Gather all lines with the word "作者单位" in them.
• • • •
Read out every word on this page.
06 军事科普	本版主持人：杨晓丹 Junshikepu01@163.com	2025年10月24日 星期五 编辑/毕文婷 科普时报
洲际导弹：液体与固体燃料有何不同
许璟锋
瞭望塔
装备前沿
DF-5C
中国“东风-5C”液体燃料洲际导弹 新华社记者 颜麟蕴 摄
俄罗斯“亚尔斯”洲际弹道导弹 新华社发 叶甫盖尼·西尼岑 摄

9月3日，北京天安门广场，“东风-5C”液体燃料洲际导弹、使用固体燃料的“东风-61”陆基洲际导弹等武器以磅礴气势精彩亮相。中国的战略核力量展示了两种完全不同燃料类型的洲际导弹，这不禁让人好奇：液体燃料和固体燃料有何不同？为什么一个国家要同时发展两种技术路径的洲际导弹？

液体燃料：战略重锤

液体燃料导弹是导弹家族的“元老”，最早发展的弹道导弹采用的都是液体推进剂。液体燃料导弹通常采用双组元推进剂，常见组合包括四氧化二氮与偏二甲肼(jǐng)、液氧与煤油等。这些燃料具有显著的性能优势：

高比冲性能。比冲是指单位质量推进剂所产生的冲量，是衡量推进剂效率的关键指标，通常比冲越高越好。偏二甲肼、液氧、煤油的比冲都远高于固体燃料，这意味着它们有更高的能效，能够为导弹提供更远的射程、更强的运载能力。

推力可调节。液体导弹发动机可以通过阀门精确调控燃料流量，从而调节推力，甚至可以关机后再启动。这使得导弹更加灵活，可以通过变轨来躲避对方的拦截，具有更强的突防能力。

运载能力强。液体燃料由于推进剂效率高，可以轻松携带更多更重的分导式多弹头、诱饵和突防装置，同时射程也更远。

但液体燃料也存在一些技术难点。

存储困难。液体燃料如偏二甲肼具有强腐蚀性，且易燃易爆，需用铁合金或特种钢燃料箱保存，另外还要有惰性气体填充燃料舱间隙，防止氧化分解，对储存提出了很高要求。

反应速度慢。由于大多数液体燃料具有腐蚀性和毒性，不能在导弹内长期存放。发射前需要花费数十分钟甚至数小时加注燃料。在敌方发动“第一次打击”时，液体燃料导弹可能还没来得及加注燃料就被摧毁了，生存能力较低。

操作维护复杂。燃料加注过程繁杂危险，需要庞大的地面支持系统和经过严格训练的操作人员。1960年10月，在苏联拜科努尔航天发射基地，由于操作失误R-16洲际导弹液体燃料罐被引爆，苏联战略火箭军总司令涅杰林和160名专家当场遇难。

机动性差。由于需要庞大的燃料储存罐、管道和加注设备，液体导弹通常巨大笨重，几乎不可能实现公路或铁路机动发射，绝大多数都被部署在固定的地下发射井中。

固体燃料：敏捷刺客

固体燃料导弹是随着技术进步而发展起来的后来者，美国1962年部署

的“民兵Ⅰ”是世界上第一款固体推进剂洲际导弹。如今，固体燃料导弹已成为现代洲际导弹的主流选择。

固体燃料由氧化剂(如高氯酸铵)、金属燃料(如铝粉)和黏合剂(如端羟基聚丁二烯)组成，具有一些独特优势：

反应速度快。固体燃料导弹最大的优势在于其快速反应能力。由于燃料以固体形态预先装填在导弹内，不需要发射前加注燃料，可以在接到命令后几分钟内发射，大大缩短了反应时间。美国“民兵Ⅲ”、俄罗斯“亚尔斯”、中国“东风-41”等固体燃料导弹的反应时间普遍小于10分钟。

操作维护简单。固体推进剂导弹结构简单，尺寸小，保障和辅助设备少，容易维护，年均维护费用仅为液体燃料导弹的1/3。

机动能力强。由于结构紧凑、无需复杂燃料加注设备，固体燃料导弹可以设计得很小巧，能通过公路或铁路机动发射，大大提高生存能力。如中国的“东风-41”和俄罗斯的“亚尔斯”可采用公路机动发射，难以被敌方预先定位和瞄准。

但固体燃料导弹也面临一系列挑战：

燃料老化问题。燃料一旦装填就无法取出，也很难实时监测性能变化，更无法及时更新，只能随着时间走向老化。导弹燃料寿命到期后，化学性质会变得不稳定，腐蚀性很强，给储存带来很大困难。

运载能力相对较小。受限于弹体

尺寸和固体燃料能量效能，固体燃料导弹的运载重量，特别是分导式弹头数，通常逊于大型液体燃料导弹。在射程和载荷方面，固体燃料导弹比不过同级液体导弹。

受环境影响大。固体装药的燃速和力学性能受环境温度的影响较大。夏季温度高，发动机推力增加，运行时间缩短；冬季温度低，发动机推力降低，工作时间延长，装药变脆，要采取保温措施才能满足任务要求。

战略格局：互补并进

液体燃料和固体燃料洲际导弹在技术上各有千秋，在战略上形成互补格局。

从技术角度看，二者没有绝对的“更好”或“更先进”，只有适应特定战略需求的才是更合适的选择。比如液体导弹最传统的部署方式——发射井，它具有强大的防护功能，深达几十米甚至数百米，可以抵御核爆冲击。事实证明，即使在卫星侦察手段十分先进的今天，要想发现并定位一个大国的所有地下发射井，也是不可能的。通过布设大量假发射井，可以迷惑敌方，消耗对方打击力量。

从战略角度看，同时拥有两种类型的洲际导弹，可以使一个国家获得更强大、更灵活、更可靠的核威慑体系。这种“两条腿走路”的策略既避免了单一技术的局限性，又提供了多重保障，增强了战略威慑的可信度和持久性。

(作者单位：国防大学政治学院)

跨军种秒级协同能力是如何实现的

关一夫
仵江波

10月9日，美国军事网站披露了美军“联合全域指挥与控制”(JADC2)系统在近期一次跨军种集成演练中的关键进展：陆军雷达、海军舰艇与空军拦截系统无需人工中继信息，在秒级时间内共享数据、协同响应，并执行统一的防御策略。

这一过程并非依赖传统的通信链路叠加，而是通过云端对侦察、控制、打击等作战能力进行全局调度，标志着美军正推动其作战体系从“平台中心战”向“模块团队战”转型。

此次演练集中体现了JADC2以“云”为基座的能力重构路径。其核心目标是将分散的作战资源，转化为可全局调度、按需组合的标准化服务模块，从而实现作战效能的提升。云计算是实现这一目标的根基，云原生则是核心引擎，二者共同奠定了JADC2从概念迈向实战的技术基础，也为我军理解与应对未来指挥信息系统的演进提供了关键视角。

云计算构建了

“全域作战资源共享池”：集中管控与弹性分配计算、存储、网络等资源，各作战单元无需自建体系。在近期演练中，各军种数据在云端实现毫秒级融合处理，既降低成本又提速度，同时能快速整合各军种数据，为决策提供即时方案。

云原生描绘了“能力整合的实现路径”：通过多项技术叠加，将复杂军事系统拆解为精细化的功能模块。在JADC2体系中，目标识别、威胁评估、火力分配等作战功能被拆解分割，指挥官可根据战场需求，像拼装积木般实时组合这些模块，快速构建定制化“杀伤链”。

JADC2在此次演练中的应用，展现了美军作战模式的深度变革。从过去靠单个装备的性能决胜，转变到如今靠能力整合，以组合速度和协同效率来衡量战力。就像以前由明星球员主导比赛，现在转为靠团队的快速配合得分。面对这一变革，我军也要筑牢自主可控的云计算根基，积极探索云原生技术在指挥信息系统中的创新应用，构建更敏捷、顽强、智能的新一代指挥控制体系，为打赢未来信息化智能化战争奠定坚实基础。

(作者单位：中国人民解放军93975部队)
• • • •
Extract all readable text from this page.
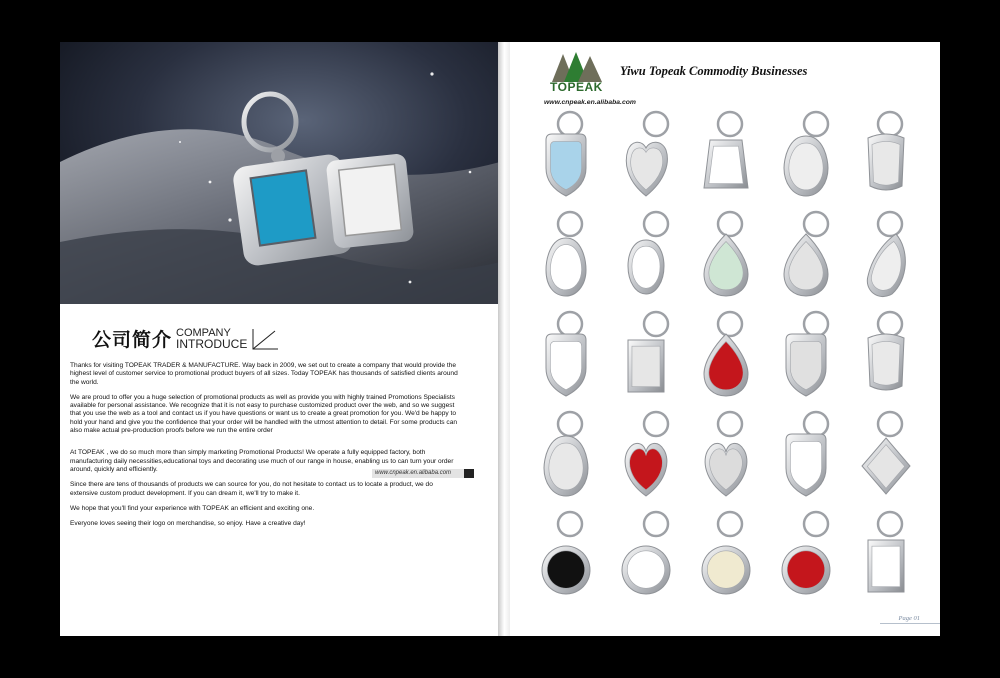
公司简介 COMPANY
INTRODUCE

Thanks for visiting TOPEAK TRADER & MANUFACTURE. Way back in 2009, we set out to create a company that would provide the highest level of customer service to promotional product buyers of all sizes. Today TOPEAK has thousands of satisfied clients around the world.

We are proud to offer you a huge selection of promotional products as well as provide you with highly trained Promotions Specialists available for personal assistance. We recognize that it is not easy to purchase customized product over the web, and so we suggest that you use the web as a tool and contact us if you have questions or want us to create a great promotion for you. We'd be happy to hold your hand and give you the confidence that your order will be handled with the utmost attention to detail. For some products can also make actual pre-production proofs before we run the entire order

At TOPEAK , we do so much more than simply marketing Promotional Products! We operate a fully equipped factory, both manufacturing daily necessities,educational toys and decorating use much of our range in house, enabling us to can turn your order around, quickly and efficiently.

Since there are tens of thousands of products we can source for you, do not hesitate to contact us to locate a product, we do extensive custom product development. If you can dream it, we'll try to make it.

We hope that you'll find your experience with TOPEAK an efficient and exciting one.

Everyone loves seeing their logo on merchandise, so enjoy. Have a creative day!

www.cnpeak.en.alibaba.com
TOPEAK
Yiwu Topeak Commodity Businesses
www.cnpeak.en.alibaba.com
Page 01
• • • •
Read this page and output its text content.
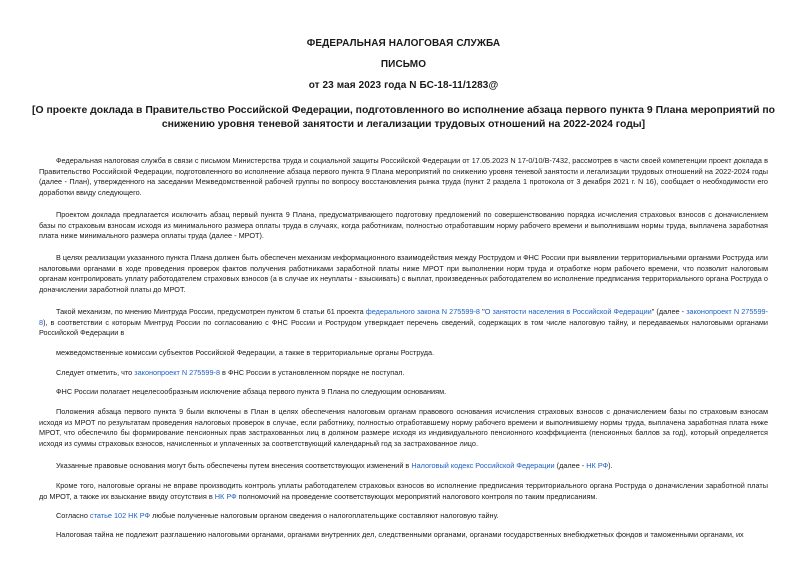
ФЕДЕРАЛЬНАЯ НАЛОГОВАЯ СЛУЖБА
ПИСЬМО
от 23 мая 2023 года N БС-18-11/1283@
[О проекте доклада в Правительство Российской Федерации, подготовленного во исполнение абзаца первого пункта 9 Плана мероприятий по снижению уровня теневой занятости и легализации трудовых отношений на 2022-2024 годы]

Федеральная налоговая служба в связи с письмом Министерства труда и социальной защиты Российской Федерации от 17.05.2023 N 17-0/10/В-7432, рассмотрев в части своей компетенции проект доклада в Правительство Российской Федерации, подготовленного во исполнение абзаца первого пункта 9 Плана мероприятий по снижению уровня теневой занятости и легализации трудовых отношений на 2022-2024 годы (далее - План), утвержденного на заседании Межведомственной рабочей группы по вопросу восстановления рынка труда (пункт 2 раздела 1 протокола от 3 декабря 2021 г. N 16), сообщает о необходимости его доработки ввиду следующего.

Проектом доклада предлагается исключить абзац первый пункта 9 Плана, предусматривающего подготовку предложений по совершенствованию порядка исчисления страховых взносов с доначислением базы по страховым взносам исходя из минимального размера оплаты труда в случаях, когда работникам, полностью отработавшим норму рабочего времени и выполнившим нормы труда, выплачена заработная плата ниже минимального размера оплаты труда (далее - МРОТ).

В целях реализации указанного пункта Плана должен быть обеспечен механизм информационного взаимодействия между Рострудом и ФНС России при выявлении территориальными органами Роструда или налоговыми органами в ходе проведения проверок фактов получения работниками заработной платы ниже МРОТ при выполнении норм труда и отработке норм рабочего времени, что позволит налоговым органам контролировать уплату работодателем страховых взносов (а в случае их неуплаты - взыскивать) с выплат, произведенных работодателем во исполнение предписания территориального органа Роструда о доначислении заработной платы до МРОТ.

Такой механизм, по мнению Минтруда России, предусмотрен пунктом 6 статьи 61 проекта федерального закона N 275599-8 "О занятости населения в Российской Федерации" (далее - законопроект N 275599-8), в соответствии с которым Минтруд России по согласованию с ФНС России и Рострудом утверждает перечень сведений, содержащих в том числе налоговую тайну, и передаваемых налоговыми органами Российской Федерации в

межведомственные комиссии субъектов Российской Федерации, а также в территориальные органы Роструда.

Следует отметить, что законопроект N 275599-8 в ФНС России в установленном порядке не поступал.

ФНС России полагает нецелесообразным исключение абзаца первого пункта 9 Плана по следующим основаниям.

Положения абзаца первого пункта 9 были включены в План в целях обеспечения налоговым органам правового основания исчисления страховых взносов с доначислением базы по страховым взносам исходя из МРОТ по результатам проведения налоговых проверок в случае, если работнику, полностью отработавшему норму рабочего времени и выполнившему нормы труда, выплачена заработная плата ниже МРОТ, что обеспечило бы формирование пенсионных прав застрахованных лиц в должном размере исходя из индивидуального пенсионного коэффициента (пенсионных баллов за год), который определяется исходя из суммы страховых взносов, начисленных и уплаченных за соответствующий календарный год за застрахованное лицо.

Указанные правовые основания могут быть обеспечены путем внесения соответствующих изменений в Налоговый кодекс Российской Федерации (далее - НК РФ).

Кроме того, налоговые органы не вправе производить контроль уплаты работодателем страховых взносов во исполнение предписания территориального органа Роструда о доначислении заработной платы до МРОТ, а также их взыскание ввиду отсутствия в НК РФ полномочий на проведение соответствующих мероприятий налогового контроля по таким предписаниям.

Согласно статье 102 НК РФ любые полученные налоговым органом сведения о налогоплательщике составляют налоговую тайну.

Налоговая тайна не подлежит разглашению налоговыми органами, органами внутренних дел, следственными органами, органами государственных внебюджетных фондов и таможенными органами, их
• • • •
# [ANSWER FOR THE TASK]
(作者单位：国防大学政治学院)
(作者单位：中国人民解放军93975部队)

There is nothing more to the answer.